═════ Provided data

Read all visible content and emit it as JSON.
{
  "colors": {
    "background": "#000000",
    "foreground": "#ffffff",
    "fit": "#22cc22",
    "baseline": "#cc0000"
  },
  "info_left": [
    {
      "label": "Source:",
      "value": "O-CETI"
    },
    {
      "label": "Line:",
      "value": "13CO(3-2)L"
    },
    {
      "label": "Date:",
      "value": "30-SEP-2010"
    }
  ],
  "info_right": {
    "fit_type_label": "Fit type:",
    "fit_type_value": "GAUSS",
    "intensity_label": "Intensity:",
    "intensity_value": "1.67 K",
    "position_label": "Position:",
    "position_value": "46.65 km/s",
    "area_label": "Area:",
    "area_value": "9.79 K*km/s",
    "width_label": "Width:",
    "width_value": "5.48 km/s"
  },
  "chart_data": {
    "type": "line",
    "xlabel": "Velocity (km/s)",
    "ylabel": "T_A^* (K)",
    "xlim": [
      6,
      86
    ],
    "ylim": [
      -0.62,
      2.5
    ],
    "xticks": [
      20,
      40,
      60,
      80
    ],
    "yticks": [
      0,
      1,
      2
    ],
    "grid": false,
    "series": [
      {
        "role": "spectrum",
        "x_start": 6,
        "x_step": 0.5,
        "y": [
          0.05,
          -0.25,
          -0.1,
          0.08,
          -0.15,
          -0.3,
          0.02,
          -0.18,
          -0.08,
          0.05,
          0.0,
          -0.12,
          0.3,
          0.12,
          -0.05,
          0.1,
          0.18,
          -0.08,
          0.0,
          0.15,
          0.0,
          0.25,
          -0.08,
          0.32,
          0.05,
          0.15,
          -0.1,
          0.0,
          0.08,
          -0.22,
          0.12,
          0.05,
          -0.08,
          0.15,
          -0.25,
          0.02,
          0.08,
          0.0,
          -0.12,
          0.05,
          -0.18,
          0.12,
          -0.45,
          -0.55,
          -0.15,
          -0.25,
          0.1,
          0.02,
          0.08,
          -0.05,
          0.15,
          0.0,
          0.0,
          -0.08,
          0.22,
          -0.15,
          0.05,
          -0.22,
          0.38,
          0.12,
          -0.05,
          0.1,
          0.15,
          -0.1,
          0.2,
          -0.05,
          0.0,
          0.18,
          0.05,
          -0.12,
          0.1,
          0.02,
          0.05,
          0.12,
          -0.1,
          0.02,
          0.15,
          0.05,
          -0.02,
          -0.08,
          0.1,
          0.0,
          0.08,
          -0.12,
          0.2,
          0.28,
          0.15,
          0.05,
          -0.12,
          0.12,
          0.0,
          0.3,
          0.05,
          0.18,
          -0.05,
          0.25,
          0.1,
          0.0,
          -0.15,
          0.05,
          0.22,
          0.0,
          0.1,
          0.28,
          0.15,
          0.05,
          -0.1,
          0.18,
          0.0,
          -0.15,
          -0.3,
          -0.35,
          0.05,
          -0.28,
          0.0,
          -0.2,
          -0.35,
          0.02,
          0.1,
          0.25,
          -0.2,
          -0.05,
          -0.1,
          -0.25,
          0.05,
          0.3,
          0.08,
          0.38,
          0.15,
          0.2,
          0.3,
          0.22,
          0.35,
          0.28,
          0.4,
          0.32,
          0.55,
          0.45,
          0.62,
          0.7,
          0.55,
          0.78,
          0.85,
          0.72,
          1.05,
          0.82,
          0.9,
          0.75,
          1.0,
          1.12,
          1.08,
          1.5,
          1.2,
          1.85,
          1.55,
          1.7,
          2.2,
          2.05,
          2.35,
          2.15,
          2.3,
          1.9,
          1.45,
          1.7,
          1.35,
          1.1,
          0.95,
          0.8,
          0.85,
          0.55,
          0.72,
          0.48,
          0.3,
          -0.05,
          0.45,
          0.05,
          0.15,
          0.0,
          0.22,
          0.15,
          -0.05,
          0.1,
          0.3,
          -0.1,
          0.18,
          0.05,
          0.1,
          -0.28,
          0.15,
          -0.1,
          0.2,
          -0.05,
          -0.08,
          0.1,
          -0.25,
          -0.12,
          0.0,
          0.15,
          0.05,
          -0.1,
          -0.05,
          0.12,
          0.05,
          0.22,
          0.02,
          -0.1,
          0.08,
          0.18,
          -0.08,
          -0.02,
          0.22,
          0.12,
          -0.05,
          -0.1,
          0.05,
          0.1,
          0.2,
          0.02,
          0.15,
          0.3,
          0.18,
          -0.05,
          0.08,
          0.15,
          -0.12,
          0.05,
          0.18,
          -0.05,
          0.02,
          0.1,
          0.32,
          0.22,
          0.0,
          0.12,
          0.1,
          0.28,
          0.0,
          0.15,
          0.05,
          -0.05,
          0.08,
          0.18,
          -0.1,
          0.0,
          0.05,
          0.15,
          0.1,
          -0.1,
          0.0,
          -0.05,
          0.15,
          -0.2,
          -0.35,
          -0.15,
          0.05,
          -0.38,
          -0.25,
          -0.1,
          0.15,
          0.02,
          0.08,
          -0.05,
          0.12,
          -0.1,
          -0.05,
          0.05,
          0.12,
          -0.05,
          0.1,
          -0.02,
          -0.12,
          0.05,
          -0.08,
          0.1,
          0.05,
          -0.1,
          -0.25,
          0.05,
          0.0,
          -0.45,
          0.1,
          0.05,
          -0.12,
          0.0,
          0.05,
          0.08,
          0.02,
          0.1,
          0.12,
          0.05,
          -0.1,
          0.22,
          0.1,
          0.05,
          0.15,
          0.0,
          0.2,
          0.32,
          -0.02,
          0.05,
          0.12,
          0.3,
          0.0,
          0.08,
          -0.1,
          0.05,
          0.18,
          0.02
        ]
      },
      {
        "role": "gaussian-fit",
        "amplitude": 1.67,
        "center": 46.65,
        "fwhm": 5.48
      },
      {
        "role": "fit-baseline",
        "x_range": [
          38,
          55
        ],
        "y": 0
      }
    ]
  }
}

══════════

Identify the lines that hold the word "role". Copy every one of them.

        "role": "spectrum",
        "role": "gaussian-fit",
        "role": "fit-baseline",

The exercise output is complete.